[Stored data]
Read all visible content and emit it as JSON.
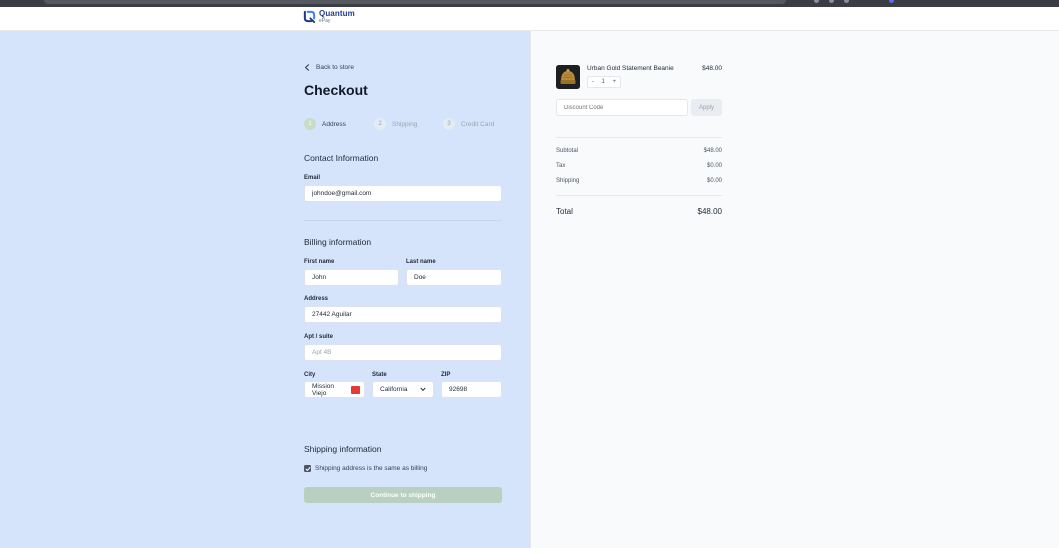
{
  "brand": {
    "name": "Quantum",
    "subtitle": "ePay"
  },
  "nav": {
    "back_label": "Back to store"
  },
  "page": {
    "title": "Checkout"
  },
  "steps": [
    {
      "number": "1",
      "label": "Address"
    },
    {
      "number": "2",
      "label": "Shipping"
    },
    {
      "number": "3",
      "label": "Credit Card"
    }
  ],
  "contact": {
    "title": "Contact Information",
    "email_label": "Email",
    "email_value": "johndoe@gmail.com"
  },
  "billing": {
    "title": "Billing information",
    "first_name_label": "First name",
    "first_name_value": "John",
    "last_name_label": "Last name",
    "last_name_value": "Doe",
    "address_label": "Address",
    "address_value": "27442 Aguilar",
    "apt_label": "Apt / suite",
    "apt_placeholder": "Apt 4B",
    "city_label": "City",
    "city_value": "Mission Viejo",
    "state_label": "State",
    "state_value": "California",
    "zip_label": "ZIP",
    "zip_value": "92698"
  },
  "shipping": {
    "title": "Shipping information",
    "same_as_billing_label": "Shipping address is the same as billing",
    "same_as_billing_checked": true,
    "continue_label": "Continue to shipping"
  },
  "cart": {
    "item_name": "Urban Gold Statement Beanie",
    "item_price": "$48.00",
    "qty_minus": "-",
    "qty_value": "1",
    "qty_plus": "+",
    "discount_placeholder": "Discount Code",
    "apply_label": "Apply"
  },
  "summary": {
    "subtotal_label": "Subtotal",
    "subtotal_value": "$48.00",
    "tax_label": "Tax",
    "tax_value": "$0.00",
    "shipping_label": "Shipping",
    "shipping_value": "$0.00",
    "total_label": "Total",
    "total_value": "$48.00"
  },
  "colors": {
    "left_panel_bg": "#d6e4fb",
    "right_panel_bg": "#f9fafb",
    "button_disabled": "#b9cfbf",
    "active_step": "#c9dcc6",
    "brand": "#1e3a8a"
  }
}
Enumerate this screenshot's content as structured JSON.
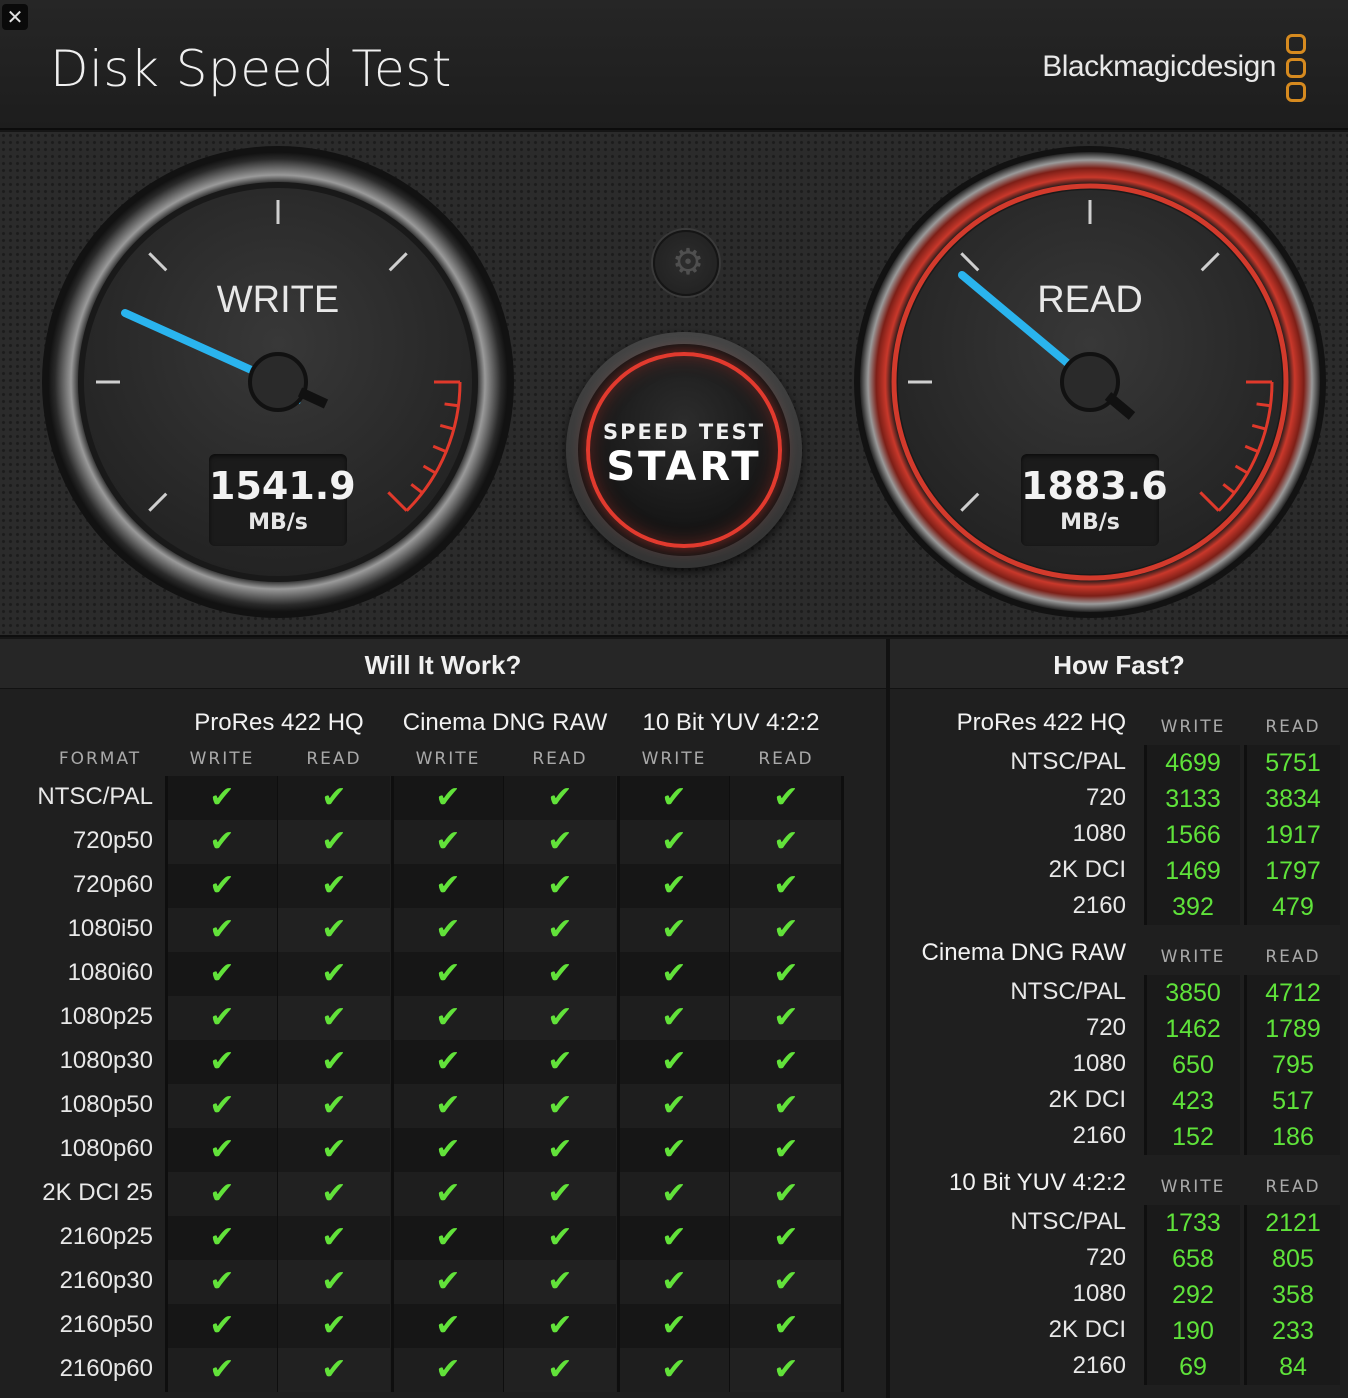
{
  "app": {
    "close_label": "✕",
    "title": "Disk Speed Test",
    "brand": "Blackmagicdesign"
  },
  "gauges": {
    "write": {
      "label": "WRITE",
      "value": "1541.9",
      "unit": "MB/s",
      "accent": "#2ab4ee"
    },
    "read": {
      "label": "READ",
      "value": "1883.6",
      "unit": "MB/s",
      "accent": "#2ab4ee"
    }
  },
  "controls": {
    "settings_icon": "gear-icon",
    "start_line1": "SPEED TEST",
    "start_line2": "START",
    "start_ring_color": "#e23a2e"
  },
  "will_it_work": {
    "title": "Will It Work?",
    "format_header": "FORMAT",
    "groups": [
      "ProRes 422 HQ",
      "Cinema DNG RAW",
      "10 Bit YUV 4:2:2"
    ],
    "subheaders": [
      "WRITE",
      "READ",
      "WRITE",
      "READ",
      "WRITE",
      "READ"
    ],
    "formats": [
      "NTSC/PAL",
      "720p50",
      "720p60",
      "1080i50",
      "1080i60",
      "1080p25",
      "1080p30",
      "1080p50",
      "1080p60",
      "2K DCI 25",
      "2160p25",
      "2160p30",
      "2160p50",
      "2160p60"
    ],
    "check_symbol": "✔",
    "check_color": "#62e23a"
  },
  "how_fast": {
    "title": "How Fast?",
    "sections": [
      {
        "name": "ProRes 422 HQ",
        "write_label": "WRITE",
        "read_label": "READ",
        "rows": [
          {
            "label": "NTSC/PAL",
            "write": "4699",
            "read": "5751"
          },
          {
            "label": "720",
            "write": "3133",
            "read": "3834"
          },
          {
            "label": "1080",
            "write": "1566",
            "read": "1917"
          },
          {
            "label": "2K DCI",
            "write": "1469",
            "read": "1797"
          },
          {
            "label": "2160",
            "write": "392",
            "read": "479"
          }
        ]
      },
      {
        "name": "Cinema DNG RAW",
        "write_label": "WRITE",
        "read_label": "READ",
        "rows": [
          {
            "label": "NTSC/PAL",
            "write": "3850",
            "read": "4712"
          },
          {
            "label": "720",
            "write": "1462",
            "read": "1789"
          },
          {
            "label": "1080",
            "write": "650",
            "read": "795"
          },
          {
            "label": "2K DCI",
            "write": "423",
            "read": "517"
          },
          {
            "label": "2160",
            "write": "152",
            "read": "186"
          }
        ]
      },
      {
        "name": "10 Bit YUV 4:2:2",
        "write_label": "WRITE",
        "read_label": "READ",
        "rows": [
          {
            "label": "NTSC/PAL",
            "write": "1733",
            "read": "2121"
          },
          {
            "label": "720",
            "write": "658",
            "read": "805"
          },
          {
            "label": "1080",
            "write": "292",
            "read": "358"
          },
          {
            "label": "2K DCI",
            "write": "190",
            "read": "233"
          },
          {
            "label": "2160",
            "write": "69",
            "read": "84"
          }
        ]
      }
    ]
  }
}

Do this
Reproduce the material above in full and without alteration, but skip all pictures.

Task output
Read all visible content and emit it as JSON.
{
  "brand": {
    "name": "Quantum",
    "subtitle": "ePay"
  },
  "nav": {
    "back_label": "Back to store"
  },
  "page": {
    "title": "Checkout"
  },
  "steps": [
    {
      "number": "1",
      "label": "Address"
    },
    {
      "number": "2",
      "label": "Shipping"
    },
    {
      "number": "3",
      "label": "Credit Card"
    }
  ],
  "contact": {
    "title": "Contact Information",
    "email_label": "Email",
    "email_value": "johndoe@gmail.com"
  },
  "billing": {
    "title": "Billing information",
    "first_name_label": "First name",
    "first_name_value": "John",
    "last_name_label": "Last name",
    "last_name_value": "Doe",
    "address_label": "Address",
    "address_value": "27442 Aguilar",
    "apt_label": "Apt / suite",
    "apt_placeholder": "Apt 4B",
    "city_label": "City",
    "city_value": "Mission Viejo",
    "state_label": "State",
    "state_value": "California",
    "zip_label": "ZIP",
    "zip_value": "92698"
  },
  "shipping": {
    "title": "Shipping information",
    "same_as_billing_label": "Shipping address is the same as billing",
    "same_as_billing_checked": true,
    "continue_label": "Continue to shipping"
  },
  "cart": {
    "item_name": "Urban Gold Statement Beanie",
    "item_price": "$48.00",
    "qty_minus": "-",
    "qty_value": "1",
    "qty_plus": "+",
    "discount_placeholder": "Discount Code",
    "apply_label": "Apply"
  },
  "summary": {
    "subtotal_label": "Subtotal",
    "subtotal_value": "$48.00",
    "tax_label": "Tax",
    "tax_value": "$0.00",
    "shipping_label": "Shipping",
    "shipping_value": "$0.00",
    "total_label": "Total",
    "total_value": "$48.00"
  },
  "colors": {
    "left_panel_bg": "#d6e4fb",
    "right_panel_bg": "#f9fafb",
    "button_disabled": "#b9cfbf",
    "active_step": "#c9dcc6",
    "brand": "#1e3a8a"
  }
}
Enumerate this screenshot's content as structured JSON.
{
  "app": {
    "close_label": "✕",
    "title": "Disk Speed Test",
    "brand": "Blackmagicdesign"
  },
  "gauges": {
    "write": {
      "label": "WRITE",
      "value": "1541.9",
      "unit": "MB/s",
      "accent": "#2ab4ee"
    },
    "read": {
      "label": "READ",
      "value": "1883.6",
      "unit": "MB/s",
      "accent": "#2ab4ee"
    }
  },
  "controls": {
    "settings_icon": "gear-icon",
    "start_line1": "SPEED TEST",
    "start_line2": "START",
    "start_ring_color": "#e23a2e"
  },
  "will_it_work": {
    "title": "Will It Work?",
    "format_header": "FORMAT",
    "groups": [
      "ProRes 422 HQ",
      "Cinema DNG RAW",
      "10 Bit YUV 4:2:2"
    ],
    "subheaders": [
      "WRITE",
      "READ",
      "WRITE",
      "READ",
      "WRITE",
      "READ"
    ],
    "formats": [
      "NTSC/PAL",
      "720p50",
      "720p60",
      "1080i50",
      "1080i60",
      "1080p25",
      "1080p30",
      "1080p50",
      "1080p60",
      "2K DCI 25",
      "2160p25",
      "2160p30",
      "2160p50",
      "2160p60"
    ],
    "check_symbol": "✔",
    "check_color": "#62e23a"
  },
  "how_fast": {
    "title": "How Fast?",
    "sections": [
      {
        "name": "ProRes 422 HQ",
        "write_label": "WRITE",
        "read_label": "READ",
        "rows": [
          {
            "label": "NTSC/PAL",
            "write": "4699",
            "read": "5751"
          },
          {
            "label": "720",
            "write": "3133",
            "read": "3834"
          },
          {
            "label": "1080",
            "write": "1566",
            "read": "1917"
          },
          {
            "label": "2K DCI",
            "write": "1469",
            "read": "1797"
          },
          {
            "label": "2160",
            "write": "392",
            "read": "479"
          }
        ]
      },
      {
        "name": "Cinema DNG RAW",
        "write_label": "WRITE",
        "read_label": "READ",
        "rows": [
          {
            "label": "NTSC/PAL",
            "write": "3850",
            "read": "4712"
          },
          {
            "label": "720",
            "write": "1462",
            "read": "1789"
          },
          {
            "label": "1080",
            "write": "650",
            "read": "795"
          },
          {
            "label": "2K DCI",
            "write": "423",
            "read": "517"
          },
          {
            "label": "2160",
            "write": "152",
            "read": "186"
          }
        ]
      },
      {
        "name": "10 Bit YUV 4:2:2",
        "write_label": "WRITE",
        "read_label": "READ",
        "rows": [
          {
            "label": "NTSC/PAL",
            "write": "1733",
            "read": "2121"
          },
          {
            "label": "720",
            "write": "658",
            "read": "805"
          },
          {
            "label": "1080",
            "write": "292",
            "read": "358"
          },
          {
            "label": "2K DCI",
            "write": "190",
            "read": "233"
          },
          {
            "label": "2160",
            "write": "69",
            "read": "84"
          }
        ]
      }
    ]
  }
}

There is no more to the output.